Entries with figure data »
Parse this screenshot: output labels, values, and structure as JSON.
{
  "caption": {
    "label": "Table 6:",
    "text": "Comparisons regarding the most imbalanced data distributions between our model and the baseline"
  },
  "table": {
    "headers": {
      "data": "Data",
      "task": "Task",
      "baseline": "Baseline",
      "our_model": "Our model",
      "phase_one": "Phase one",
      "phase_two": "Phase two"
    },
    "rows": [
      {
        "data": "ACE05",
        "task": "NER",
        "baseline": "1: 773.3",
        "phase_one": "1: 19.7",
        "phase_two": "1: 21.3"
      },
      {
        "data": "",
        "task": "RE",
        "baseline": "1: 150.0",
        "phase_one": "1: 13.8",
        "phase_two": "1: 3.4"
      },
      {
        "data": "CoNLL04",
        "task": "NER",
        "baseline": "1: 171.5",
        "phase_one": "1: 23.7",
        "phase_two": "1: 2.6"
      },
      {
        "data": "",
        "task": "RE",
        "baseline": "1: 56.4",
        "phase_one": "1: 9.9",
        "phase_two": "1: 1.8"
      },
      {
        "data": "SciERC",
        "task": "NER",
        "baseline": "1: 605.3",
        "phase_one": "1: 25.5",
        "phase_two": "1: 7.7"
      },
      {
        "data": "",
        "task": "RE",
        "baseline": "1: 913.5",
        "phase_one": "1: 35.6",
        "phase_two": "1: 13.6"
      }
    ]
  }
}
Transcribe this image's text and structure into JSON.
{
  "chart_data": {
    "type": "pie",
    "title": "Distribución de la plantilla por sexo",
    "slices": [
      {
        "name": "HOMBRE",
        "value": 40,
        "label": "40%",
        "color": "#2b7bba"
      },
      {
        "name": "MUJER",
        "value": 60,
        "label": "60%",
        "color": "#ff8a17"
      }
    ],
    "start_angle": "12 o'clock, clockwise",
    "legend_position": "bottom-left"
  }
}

Exercise »
Copy the records above exactly as they appear.

Solved exercise »
Parse this screenshot: output labels, values, and structure as JSON.
{
  "caption": {
    "label": "Table 6:",
    "text": "Comparisons regarding the most imbalanced data distributions between our model and the baseline"
  },
  "table": {
    "headers": {
      "data": "Data",
      "task": "Task",
      "baseline": "Baseline",
      "our_model": "Our model",
      "phase_one": "Phase one",
      "phase_two": "Phase two"
    },
    "rows": [
      {
        "data": "ACE05",
        "task": "NER",
        "baseline": "1: 773.3",
        "phase_one": "1: 19.7",
        "phase_two": "1: 21.3"
      },
      {
        "data": "",
        "task": "RE",
        "baseline": "1: 150.0",
        "phase_one": "1: 13.8",
        "phase_two": "1: 3.4"
      },
      {
        "data": "CoNLL04",
        "task": "NER",
        "baseline": "1: 171.5",
        "phase_one": "1: 23.7",
        "phase_two": "1: 2.6"
      },
      {
        "data": "",
        "task": "RE",
        "baseline": "1: 56.4",
        "phase_one": "1: 9.9",
        "phase_two": "1: 1.8"
      },
      {
        "data": "SciERC",
        "task": "NER",
        "baseline": "1: 605.3",
        "phase_one": "1: 25.5",
        "phase_two": "1: 7.7"
      },
      {
        "data": "",
        "task": "RE",
        "baseline": "1: 913.5",
        "phase_one": "1: 35.6",
        "phase_two": "1: 13.6"
      }
    ]
  }
}
Transcribe this image's text and structure into JSON.
{
  "chart_data": {
    "type": "pie",
    "title": "Distribución de la plantilla por sexo",
    "slices": [
      {
        "name": "HOMBRE",
        "value": 40,
        "label": "40%",
        "color": "#2b7bba"
      },
      {
        "name": "MUJER",
        "value": 60,
        "label": "60%",
        "color": "#ff8a17"
      }
    ],
    "start_angle": "12 o'clock, clockwise",
    "legend_position": "bottom-left"
  }
}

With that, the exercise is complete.